Stored data entries

.....

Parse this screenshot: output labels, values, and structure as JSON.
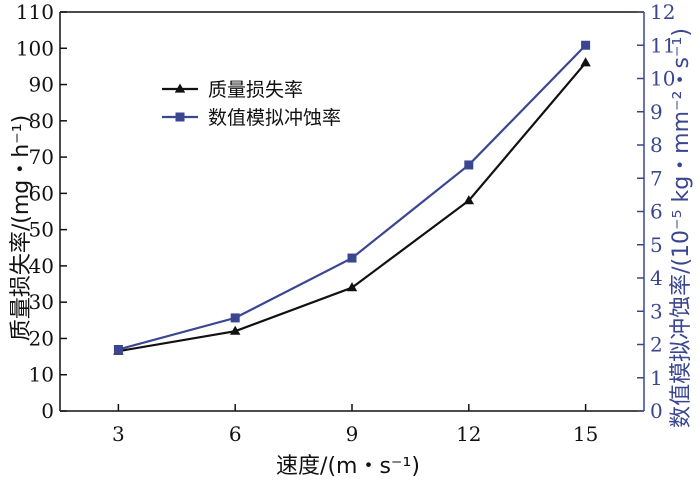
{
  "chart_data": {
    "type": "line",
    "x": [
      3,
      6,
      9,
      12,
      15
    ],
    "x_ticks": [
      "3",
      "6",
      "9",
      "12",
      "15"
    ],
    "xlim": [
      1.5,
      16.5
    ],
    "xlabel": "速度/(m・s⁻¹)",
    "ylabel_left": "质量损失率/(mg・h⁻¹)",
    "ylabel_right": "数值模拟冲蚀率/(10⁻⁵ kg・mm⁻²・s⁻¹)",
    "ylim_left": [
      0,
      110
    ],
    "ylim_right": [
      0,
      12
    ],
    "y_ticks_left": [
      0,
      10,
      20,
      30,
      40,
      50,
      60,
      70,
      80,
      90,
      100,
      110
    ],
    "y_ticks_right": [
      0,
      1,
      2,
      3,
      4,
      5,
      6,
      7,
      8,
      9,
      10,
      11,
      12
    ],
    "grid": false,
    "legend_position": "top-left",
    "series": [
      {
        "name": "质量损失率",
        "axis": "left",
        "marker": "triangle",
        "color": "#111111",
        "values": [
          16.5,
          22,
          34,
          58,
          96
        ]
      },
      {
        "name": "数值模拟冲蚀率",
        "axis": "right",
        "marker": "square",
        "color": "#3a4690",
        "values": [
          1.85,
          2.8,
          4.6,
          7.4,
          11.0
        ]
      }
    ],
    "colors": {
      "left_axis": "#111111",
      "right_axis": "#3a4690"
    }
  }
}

.....

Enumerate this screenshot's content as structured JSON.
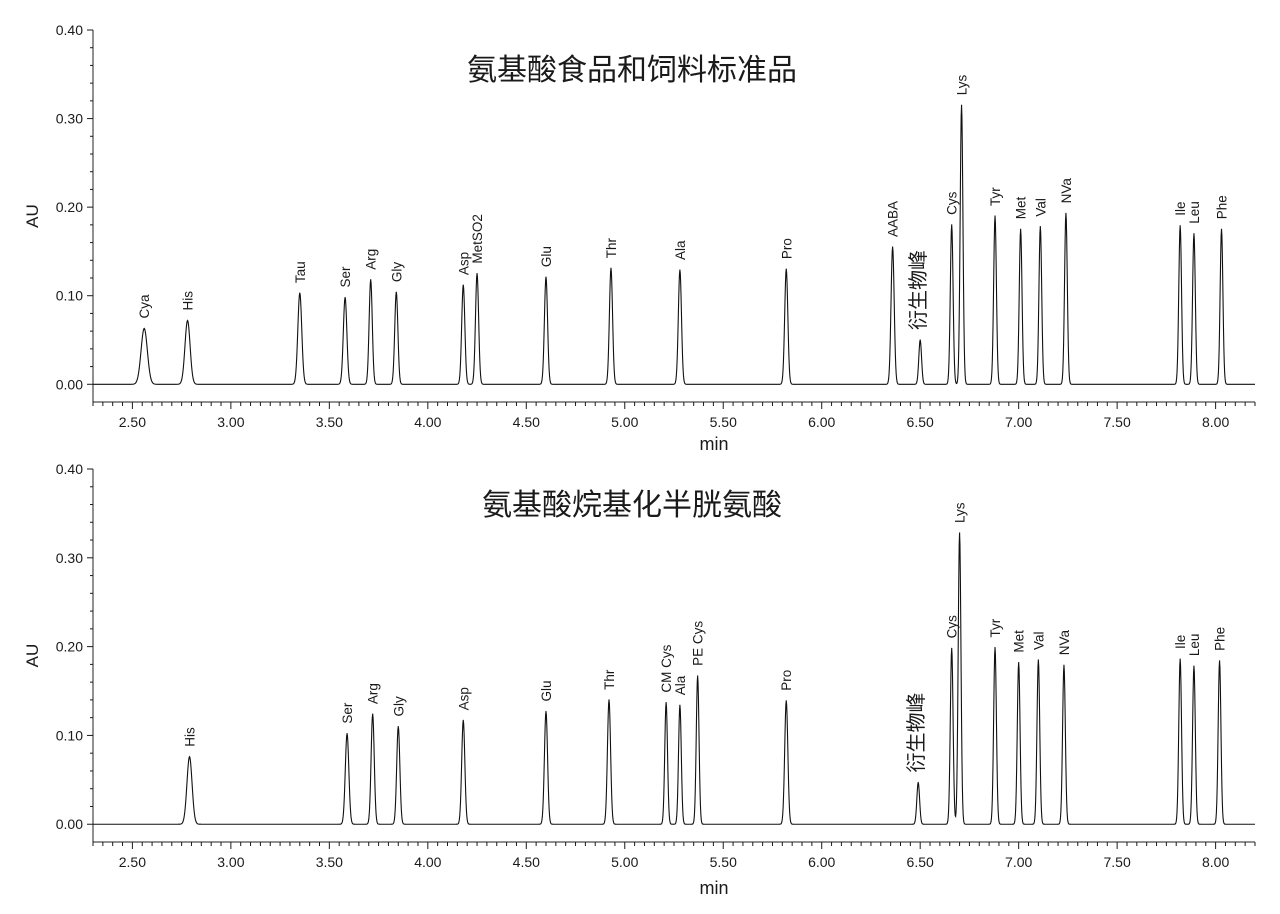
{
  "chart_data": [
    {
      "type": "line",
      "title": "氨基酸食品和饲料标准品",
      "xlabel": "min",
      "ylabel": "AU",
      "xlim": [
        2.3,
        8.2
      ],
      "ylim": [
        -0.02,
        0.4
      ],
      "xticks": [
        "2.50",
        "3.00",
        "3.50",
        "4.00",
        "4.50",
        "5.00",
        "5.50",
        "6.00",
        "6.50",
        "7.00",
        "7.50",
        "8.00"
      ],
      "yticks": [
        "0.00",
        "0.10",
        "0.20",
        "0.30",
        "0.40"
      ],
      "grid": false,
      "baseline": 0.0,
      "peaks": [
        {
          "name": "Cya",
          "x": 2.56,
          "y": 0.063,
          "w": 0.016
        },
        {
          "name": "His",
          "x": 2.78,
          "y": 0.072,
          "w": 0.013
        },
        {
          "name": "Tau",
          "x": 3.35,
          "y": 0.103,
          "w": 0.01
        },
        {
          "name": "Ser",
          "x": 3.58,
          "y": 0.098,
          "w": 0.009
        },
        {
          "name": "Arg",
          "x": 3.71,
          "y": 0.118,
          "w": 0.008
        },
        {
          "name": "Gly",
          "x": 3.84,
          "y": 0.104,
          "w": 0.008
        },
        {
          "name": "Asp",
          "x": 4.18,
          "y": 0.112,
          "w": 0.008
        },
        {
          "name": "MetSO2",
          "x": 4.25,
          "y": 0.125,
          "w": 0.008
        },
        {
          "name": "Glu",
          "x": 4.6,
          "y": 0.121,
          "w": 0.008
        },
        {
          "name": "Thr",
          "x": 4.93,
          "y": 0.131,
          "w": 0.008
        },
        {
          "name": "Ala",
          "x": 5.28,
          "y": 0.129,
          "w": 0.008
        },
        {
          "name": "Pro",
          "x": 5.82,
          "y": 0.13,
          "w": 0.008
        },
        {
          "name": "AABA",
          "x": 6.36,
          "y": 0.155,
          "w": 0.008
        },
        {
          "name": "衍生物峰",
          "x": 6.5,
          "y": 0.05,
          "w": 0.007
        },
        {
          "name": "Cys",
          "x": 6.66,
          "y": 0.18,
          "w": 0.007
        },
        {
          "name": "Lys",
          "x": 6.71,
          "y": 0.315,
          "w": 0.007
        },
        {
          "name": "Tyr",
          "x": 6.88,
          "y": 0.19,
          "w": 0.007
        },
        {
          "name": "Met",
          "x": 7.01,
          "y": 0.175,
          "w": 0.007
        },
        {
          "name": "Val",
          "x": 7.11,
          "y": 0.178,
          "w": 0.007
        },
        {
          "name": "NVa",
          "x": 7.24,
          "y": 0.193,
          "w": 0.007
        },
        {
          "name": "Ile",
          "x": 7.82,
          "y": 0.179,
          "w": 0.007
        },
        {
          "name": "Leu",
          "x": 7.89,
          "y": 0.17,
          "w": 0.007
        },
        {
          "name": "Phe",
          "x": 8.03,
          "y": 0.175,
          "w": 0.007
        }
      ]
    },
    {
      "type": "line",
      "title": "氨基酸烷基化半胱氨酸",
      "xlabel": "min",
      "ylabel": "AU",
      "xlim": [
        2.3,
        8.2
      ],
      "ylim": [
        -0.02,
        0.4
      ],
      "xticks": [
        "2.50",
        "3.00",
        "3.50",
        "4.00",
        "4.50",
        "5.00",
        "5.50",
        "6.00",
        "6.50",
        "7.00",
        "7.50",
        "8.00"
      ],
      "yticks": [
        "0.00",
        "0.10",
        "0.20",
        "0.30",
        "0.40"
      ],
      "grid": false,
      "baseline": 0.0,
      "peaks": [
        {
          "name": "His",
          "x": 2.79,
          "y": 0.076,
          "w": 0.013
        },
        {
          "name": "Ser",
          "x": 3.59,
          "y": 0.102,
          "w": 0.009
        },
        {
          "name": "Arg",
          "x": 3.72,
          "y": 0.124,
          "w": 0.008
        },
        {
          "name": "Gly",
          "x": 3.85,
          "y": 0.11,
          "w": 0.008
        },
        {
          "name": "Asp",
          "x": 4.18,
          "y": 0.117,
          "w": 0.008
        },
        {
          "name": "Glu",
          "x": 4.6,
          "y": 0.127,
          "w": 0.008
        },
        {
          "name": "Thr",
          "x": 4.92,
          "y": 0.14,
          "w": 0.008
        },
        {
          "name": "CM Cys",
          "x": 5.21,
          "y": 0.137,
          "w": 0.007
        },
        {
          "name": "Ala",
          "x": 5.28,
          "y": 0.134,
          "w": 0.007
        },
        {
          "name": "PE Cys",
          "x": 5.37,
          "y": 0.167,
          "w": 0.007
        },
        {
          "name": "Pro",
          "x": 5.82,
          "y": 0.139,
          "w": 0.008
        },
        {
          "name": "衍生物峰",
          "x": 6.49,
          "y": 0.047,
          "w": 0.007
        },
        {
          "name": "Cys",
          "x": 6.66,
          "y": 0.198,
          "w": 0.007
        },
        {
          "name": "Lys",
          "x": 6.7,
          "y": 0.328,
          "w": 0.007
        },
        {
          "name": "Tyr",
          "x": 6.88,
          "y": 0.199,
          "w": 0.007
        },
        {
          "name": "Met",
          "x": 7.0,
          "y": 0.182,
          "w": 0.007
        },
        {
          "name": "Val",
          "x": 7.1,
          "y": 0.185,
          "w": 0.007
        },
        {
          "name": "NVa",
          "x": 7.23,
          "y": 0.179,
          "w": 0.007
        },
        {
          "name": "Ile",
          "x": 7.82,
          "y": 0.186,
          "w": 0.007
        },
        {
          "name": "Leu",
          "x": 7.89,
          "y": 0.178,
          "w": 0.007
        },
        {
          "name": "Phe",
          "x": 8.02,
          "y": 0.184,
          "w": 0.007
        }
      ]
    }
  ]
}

.....

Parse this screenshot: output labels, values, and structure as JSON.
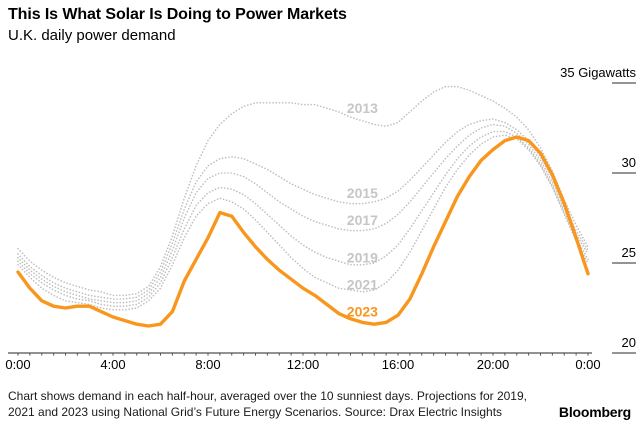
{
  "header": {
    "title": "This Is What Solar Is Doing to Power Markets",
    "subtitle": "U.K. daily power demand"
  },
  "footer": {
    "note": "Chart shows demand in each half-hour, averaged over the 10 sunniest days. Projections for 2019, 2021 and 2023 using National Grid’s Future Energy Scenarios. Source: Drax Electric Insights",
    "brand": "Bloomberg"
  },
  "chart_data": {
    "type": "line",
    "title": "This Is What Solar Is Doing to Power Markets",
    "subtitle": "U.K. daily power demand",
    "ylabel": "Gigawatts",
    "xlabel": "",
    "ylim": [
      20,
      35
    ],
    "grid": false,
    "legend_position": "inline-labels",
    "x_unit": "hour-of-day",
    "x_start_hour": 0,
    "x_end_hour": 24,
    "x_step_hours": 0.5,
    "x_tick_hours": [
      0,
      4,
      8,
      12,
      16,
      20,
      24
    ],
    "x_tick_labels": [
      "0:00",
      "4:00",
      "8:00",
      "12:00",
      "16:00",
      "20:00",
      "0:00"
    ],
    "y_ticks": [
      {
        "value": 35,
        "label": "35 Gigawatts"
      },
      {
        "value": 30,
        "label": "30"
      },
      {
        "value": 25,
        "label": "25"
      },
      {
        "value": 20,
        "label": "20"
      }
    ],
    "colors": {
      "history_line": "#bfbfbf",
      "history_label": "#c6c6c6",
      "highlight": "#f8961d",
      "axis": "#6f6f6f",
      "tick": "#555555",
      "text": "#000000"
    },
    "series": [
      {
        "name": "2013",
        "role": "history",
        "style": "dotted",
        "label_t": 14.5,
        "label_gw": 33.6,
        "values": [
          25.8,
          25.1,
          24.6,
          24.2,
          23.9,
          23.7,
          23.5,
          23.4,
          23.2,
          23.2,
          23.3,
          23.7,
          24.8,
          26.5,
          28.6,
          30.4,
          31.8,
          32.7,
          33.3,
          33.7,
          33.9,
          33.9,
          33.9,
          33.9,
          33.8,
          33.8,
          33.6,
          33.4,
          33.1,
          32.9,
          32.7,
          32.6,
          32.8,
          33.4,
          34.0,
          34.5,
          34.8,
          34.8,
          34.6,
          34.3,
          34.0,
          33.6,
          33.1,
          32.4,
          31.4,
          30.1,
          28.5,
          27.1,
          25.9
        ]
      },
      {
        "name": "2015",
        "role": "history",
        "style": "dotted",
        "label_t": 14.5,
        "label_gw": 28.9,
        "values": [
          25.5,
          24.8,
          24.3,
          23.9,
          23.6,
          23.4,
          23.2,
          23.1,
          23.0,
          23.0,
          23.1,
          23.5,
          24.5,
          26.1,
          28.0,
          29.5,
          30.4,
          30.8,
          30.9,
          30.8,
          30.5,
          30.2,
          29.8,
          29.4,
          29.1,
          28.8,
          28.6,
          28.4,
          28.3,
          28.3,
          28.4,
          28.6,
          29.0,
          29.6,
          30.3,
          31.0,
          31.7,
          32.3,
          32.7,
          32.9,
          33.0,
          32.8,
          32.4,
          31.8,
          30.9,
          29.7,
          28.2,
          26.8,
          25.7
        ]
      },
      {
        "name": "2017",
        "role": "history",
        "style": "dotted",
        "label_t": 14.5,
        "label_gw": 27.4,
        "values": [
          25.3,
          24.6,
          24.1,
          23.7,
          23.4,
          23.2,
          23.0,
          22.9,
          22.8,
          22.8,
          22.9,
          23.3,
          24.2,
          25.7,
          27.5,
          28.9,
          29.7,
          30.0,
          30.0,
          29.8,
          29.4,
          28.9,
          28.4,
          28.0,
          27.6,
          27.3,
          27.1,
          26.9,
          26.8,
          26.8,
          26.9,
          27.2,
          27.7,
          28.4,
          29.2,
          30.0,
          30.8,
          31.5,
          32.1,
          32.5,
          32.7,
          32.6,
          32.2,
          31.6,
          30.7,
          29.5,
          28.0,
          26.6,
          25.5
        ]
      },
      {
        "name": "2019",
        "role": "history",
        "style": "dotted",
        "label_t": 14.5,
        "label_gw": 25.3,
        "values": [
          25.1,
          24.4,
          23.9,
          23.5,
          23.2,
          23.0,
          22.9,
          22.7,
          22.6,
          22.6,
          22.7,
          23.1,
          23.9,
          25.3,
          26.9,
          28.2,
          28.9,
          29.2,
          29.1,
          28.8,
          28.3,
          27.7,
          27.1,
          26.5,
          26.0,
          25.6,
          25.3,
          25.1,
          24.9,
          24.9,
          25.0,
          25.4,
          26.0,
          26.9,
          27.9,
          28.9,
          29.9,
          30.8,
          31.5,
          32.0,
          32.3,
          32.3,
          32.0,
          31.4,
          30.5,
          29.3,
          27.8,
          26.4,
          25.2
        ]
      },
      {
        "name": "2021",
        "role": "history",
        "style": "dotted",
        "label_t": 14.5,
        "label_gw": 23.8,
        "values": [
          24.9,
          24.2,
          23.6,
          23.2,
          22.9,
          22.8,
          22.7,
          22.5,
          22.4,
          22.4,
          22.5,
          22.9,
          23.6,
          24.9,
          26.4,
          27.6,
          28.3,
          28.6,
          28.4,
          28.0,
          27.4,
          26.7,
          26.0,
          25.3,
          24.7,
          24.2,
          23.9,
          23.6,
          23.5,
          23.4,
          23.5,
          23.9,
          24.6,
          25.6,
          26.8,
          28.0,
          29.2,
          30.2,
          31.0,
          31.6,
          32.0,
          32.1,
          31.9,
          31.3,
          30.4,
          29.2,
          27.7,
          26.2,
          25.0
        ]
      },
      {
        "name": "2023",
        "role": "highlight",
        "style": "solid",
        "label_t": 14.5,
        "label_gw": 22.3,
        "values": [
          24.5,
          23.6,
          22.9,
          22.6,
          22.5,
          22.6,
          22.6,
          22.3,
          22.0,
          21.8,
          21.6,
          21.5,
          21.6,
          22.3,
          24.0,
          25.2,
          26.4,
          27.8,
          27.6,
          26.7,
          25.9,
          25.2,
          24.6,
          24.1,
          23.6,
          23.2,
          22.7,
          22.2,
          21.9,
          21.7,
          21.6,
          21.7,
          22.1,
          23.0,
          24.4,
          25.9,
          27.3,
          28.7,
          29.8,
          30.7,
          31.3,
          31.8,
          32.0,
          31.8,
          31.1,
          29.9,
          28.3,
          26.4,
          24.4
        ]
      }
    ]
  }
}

.....

Read the entries and show each line that mentions "subtitle".

    "subtitle": "U.K. daily power demand"
    "subtitle": "U.K. daily power demand",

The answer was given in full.